## Data for this exercise
'''

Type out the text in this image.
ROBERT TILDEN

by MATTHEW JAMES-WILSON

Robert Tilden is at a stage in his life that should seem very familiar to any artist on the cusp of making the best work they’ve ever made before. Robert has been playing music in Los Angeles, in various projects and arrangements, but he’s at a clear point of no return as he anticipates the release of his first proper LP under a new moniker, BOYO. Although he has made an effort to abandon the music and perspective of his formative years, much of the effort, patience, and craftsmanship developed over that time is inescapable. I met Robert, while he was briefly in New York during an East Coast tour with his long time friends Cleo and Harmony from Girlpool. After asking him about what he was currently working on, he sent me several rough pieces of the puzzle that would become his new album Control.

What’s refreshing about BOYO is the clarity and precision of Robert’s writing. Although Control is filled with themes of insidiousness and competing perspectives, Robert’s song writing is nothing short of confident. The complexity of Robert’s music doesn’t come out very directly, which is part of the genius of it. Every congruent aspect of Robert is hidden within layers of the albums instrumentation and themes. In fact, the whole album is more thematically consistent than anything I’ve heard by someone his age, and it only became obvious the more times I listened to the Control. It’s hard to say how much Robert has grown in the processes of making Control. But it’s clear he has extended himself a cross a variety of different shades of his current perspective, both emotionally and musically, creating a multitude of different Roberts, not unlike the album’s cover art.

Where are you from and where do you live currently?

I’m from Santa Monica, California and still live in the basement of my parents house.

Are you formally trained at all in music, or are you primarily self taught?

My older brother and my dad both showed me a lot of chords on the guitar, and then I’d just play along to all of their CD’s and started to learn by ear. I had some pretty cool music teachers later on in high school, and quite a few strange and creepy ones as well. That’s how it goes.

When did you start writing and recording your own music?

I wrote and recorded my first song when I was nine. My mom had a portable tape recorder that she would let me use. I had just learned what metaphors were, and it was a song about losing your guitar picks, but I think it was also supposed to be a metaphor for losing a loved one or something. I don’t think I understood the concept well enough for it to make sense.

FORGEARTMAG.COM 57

'''

## Exercise instructions
Identify and extract each line of the listing that contains "writing".

## Answer for this exercise
What’s refreshing about BOYO is the clarity and precision of Robert’s writing. Although Control is filled with themes of insidiousness and competing perspectives, Robert’s song writing is nothing short of confident. The complexity of Robert’s music doesn’t come out very directly, which is part of the genius of it. Every congruent aspect of Robert is hidden within layers of the albums instrumentation and themes. In fact, the whole album is more thematically consistent than anything I’ve heard by someone his age, and it only became obvious the more times I listened to the Control. It’s hard to say how much Robert has grown in the processes of making Control. But it’s clear he has extended himself a cross a variety of different shades of his current perspective, both emotionally and musically, creating a multitude of different Roberts, not unlike the album’s cover art.
When did you start writing and recording your own music?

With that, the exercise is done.